**Work required:** Write the count of lines that contain the word "Wait" and nothing else.
────
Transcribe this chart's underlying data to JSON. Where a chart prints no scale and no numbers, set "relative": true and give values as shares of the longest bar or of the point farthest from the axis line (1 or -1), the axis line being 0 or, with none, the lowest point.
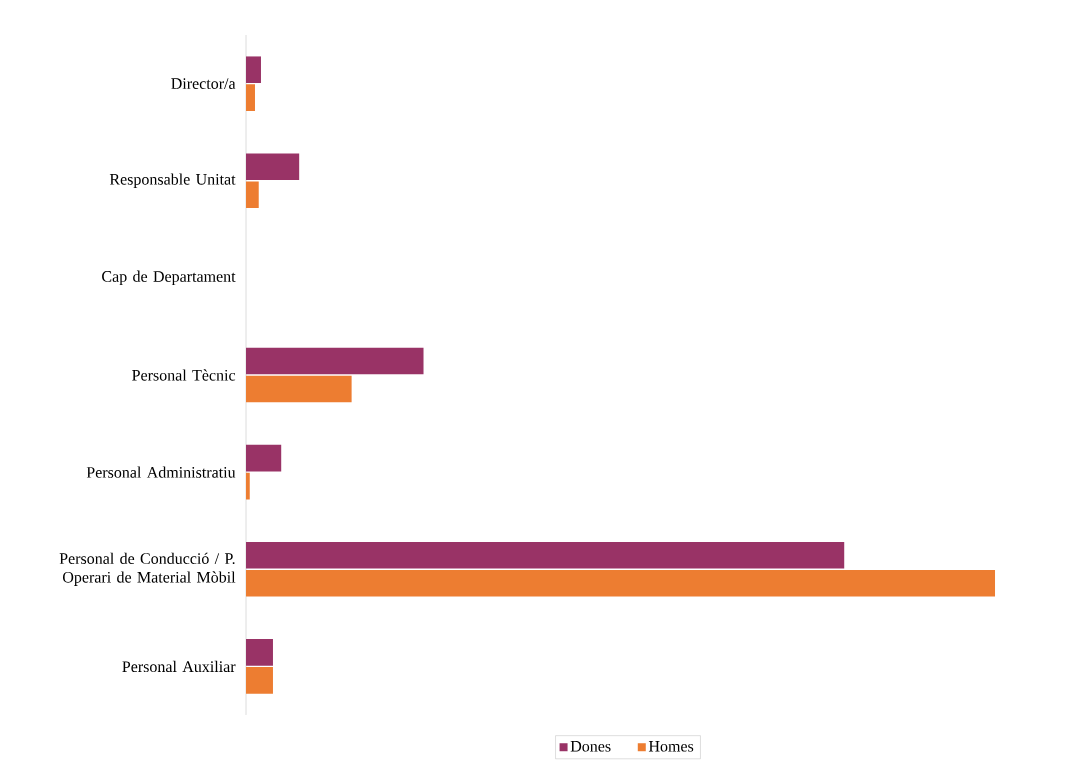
{
  "chart_data": {
    "type": "bar",
    "orientation": "horizontal",
    "relative": true,
    "categories": [
      "Director/a",
      "Responsable Unitat",
      "Cap de Departament",
      "Personal Tècnic",
      "Personal Administratiu",
      "Personal de Conducció / P. Operari de Material Mòbil",
      "Personal Auxiliar"
    ],
    "series": [
      {
        "name": "Dones",
        "color": "#993366",
        "values": [
          0.02,
          0.071,
          0,
          0.237,
          0.047,
          0.799,
          0.036
        ]
      },
      {
        "name": "Homes",
        "color": "#ed7d31",
        "values": [
          0.012,
          0.017,
          0,
          0.141,
          0.005,
          1,
          0.036
        ]
      }
    ],
    "legend": "bottom",
    "grid": false
  }
}
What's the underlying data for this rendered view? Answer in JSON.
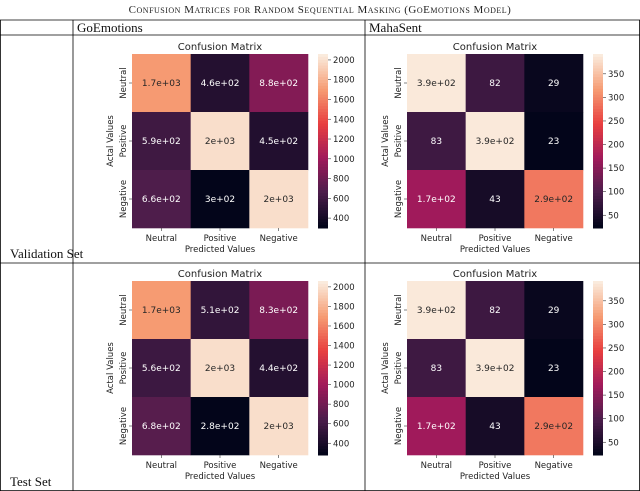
{
  "caption": "Confusion Matrices for Random Sequential Masking (GoEmotions Model)",
  "table": {
    "columns": [
      "GoEmotions",
      "MahaSent"
    ],
    "rows": [
      "Validation Set",
      "Test Set"
    ]
  },
  "colormap": [
    "#03051A",
    "#4C1D4B",
    "#A11A5B",
    "#E83F3F",
    "#F69C73",
    "#FAEBDD"
  ],
  "chart_data": [
    {
      "type": "heatmap",
      "dataset": "GoEmotions",
      "split": "Validation Set",
      "title": "Confusion Matrix",
      "xlabel": "Predicted Values",
      "ylabel": "Actal Values",
      "x_categories": [
        "Neutral",
        "Positive",
        "Negative"
      ],
      "y_categories": [
        "Neutral",
        "Positive",
        "Negative"
      ],
      "values": [
        [
          1700,
          460,
          880
        ],
        [
          590,
          2000,
          450
        ],
        [
          660,
          300,
          2000
        ]
      ],
      "annotations": [
        [
          "1.7e+03",
          "4.6e+02",
          "8.8e+02"
        ],
        [
          "5.9e+02",
          "2e+03",
          "4.5e+02"
        ],
        [
          "6.6e+02",
          "3e+02",
          "2e+03"
        ]
      ],
      "colorbar": {
        "range": [
          300,
          2060
        ],
        "ticks": [
          "400",
          "600",
          "800",
          "1000",
          "1200",
          "1400",
          "1600",
          "1800",
          "2000"
        ]
      }
    },
    {
      "type": "heatmap",
      "dataset": "MahaSent",
      "split": "Validation Set",
      "title": "Confusion Matrix",
      "xlabel": "Predicted Values",
      "ylabel": "Actal Values",
      "x_categories": [
        "Neutral",
        "Positive",
        "Negative"
      ],
      "y_categories": [
        "Neutral",
        "Positive",
        "Negative"
      ],
      "values": [
        [
          390,
          82,
          29
        ],
        [
          83,
          390,
          23
        ],
        [
          170,
          43,
          290
        ]
      ],
      "annotations": [
        [
          "3.9e+02",
          "82",
          "29"
        ],
        [
          "83",
          "3.9e+02",
          "23"
        ],
        [
          "1.7e+02",
          "43",
          "2.9e+02"
        ]
      ],
      "colorbar": {
        "range": [
          23,
          392
        ],
        "ticks": [
          "50",
          "100",
          "150",
          "200",
          "250",
          "300",
          "350"
        ]
      }
    },
    {
      "type": "heatmap",
      "dataset": "GoEmotions",
      "split": "Test Set",
      "title": "Confusion Matrix",
      "xlabel": "Predicted Values",
      "ylabel": "Actal Values",
      "x_categories": [
        "Neutral",
        "Positive",
        "Negative"
      ],
      "y_categories": [
        "Neutral",
        "Positive",
        "Negative"
      ],
      "values": [
        [
          1700,
          510,
          830
        ],
        [
          560,
          2000,
          440
        ],
        [
          680,
          280,
          2000
        ]
      ],
      "annotations": [
        [
          "1.7e+03",
          "5.1e+02",
          "8.3e+02"
        ],
        [
          "5.6e+02",
          "2e+03",
          "4.4e+02"
        ],
        [
          "6.8e+02",
          "2.8e+02",
          "2e+03"
        ]
      ],
      "colorbar": {
        "range": [
          280,
          2060
        ],
        "ticks": [
          "400",
          "600",
          "800",
          "1000",
          "1200",
          "1400",
          "1600",
          "1800",
          "2000"
        ]
      }
    },
    {
      "type": "heatmap",
      "dataset": "MahaSent",
      "split": "Test Set",
      "title": "Confusion Matrix",
      "xlabel": "Predicted Values",
      "ylabel": "Actal Values",
      "x_categories": [
        "Neutral",
        "Positive",
        "Negative"
      ],
      "y_categories": [
        "Neutral",
        "Positive",
        "Negative"
      ],
      "values": [
        [
          390,
          82,
          29
        ],
        [
          83,
          390,
          23
        ],
        [
          170,
          43,
          290
        ]
      ],
      "annotations": [
        [
          "3.9e+02",
          "82",
          "29"
        ],
        [
          "83",
          "3.9e+02",
          "23"
        ],
        [
          "1.7e+02",
          "43",
          "2.9e+02"
        ]
      ],
      "colorbar": {
        "range": [
          23,
          392
        ],
        "ticks": [
          "50",
          "100",
          "150",
          "200",
          "250",
          "300",
          "350"
        ]
      }
    }
  ]
}
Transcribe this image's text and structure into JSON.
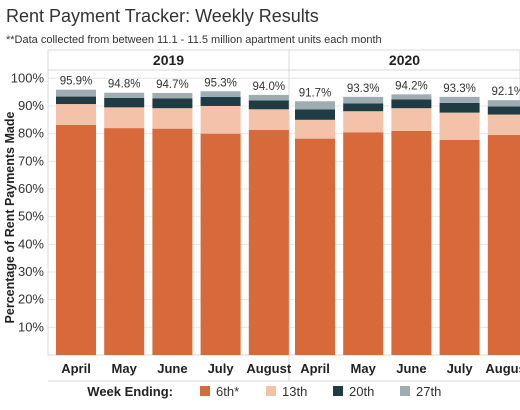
{
  "title": "Rent Payment Tracker: Weekly Results",
  "subtitle": "**Data collected from between 11.1 - 11.5 million apartment units each month",
  "colors": {
    "6th*": "#d7693a",
    "13th": "#f4c2a8",
    "20th": "#1f3c45",
    "27th": "#9fadb3",
    "grid": "#e6e6e6"
  },
  "chart_data": {
    "type": "bar",
    "stacked": true,
    "groups": [
      {
        "name": "2019",
        "categories": [
          "April",
          "May",
          "June",
          "July",
          "August"
        ]
      },
      {
        "name": "2020",
        "categories": [
          "April",
          "May",
          "June",
          "July",
          "August"
        ]
      }
    ],
    "series": [
      {
        "name": "6th*",
        "values": [
          83.2,
          82.0,
          81.8,
          80.0,
          81.4,
          78.2,
          80.5,
          81.0,
          77.7,
          79.5
        ]
      },
      {
        "name": "13th",
        "values": [
          7.5,
          7.5,
          7.4,
          10.0,
          7.4,
          6.8,
          7.6,
          8.2,
          9.9,
          7.4
        ]
      },
      {
        "name": "20th",
        "values": [
          2.7,
          3.4,
          3.5,
          3.3,
          3.2,
          3.8,
          2.8,
          3.2,
          3.5,
          2.9
        ]
      },
      {
        "name": "27th",
        "values": [
          2.5,
          1.9,
          2.0,
          2.0,
          2.0,
          2.9,
          2.4,
          1.8,
          2.2,
          2.3
        ]
      }
    ],
    "totals": [
      "95.9%",
      "94.8%",
      "94.7%",
      "95.3%",
      "94.0%",
      "91.7%",
      "93.3%",
      "94.2%",
      "93.3%",
      "92.1%"
    ],
    "ylabel": "Percentage of Rent Payments Made",
    "yticks": [
      "10%",
      "20%",
      "30%",
      "40%",
      "50%",
      "60%",
      "70%",
      "80%",
      "90%",
      "100%"
    ],
    "ylim": [
      0,
      103
    ],
    "grid": true,
    "legend_title": "Week Ending:",
    "legend_position": "bottom"
  }
}
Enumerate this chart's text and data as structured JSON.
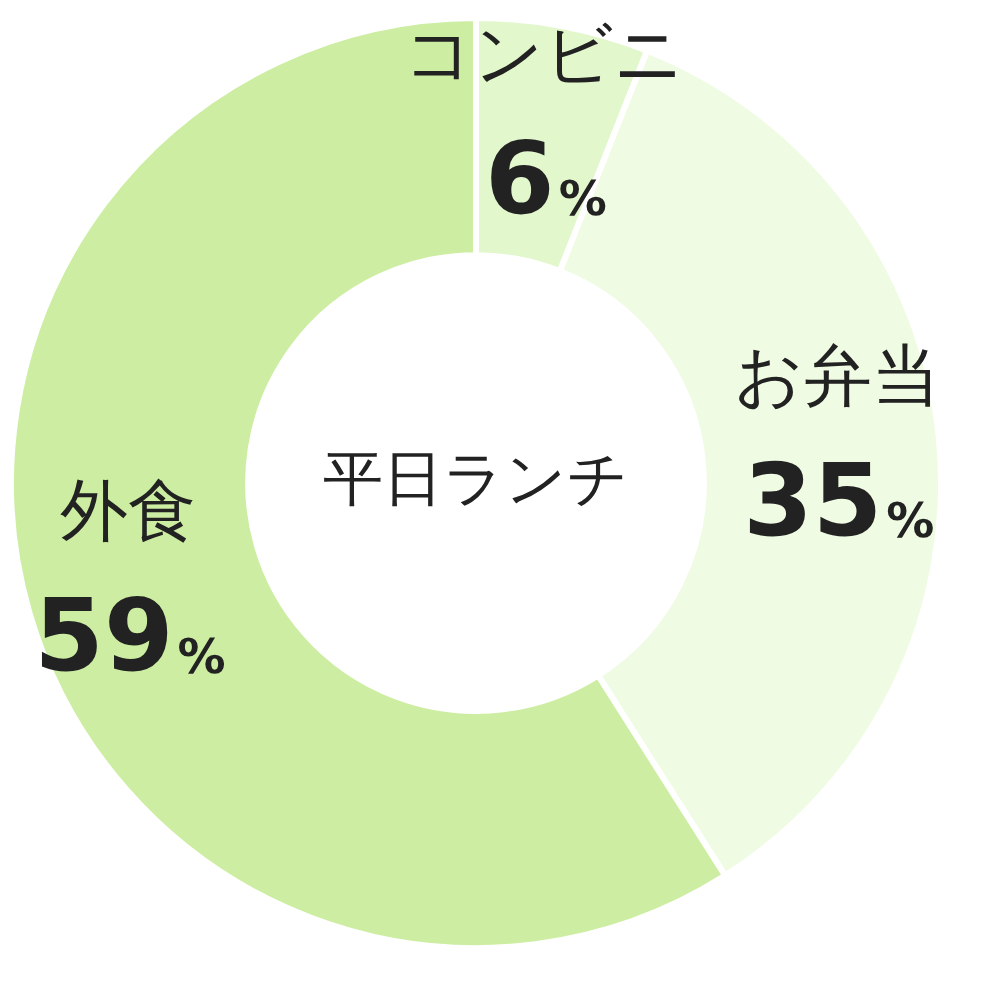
{
  "chart_data": {
    "type": "donut",
    "title": "平日ランチ",
    "categories": [
      "コンビニ",
      "お弁当",
      "外食"
    ],
    "values": [
      6,
      35,
      59
    ],
    "value_labels": [
      "6%",
      "35%",
      "59%"
    ],
    "colors": [
      "#e3f7cc",
      "#effbe2",
      "#cdeea2"
    ],
    "legend": false
  }
}
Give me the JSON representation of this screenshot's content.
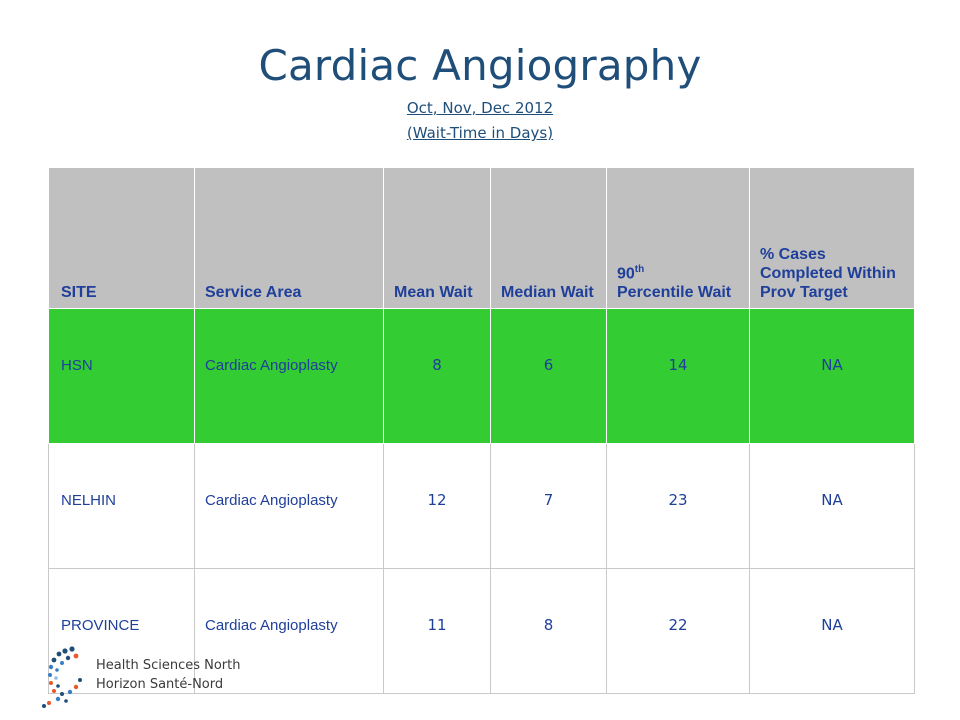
{
  "title": "Cardiac Angiography",
  "subtitle_period": "Oct, Nov, Dec 2012",
  "subtitle_unit": "(Wait-Time in Days)",
  "table": {
    "headers": {
      "site": "SITE",
      "service_area": "Service Area",
      "mean_wait": "Mean Wait",
      "median_wait": "Median Wait",
      "p90_prefix": "90",
      "p90_sup": "th",
      "p90_rest": "Percentile Wait",
      "pct_cases": "% Cases Completed Within Prov Target"
    },
    "rows": [
      {
        "site": "HSN",
        "service_area": "Cardiac Angioplasty",
        "mean": "8",
        "median": "6",
        "p90": "14",
        "pct": "NA"
      },
      {
        "site": "NELHIN",
        "service_area": "Cardiac Angioplasty",
        "mean": "12",
        "median": "7",
        "p90": "23",
        "pct": "NA"
      },
      {
        "site": "PROVINCE",
        "service_area": "Cardiac Angioplasty",
        "mean": "11",
        "median": "8",
        "p90": "22",
        "pct": "NA"
      }
    ]
  },
  "logo": {
    "line1": "Health Sciences North",
    "line2": "Horizon Santé-Nord"
  },
  "colors": {
    "title": "#1f4e79",
    "header_bg": "#c0c0c0",
    "highlight_row": "#33cc33",
    "text": "#1f3f9a"
  }
}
────
**Task output:** 4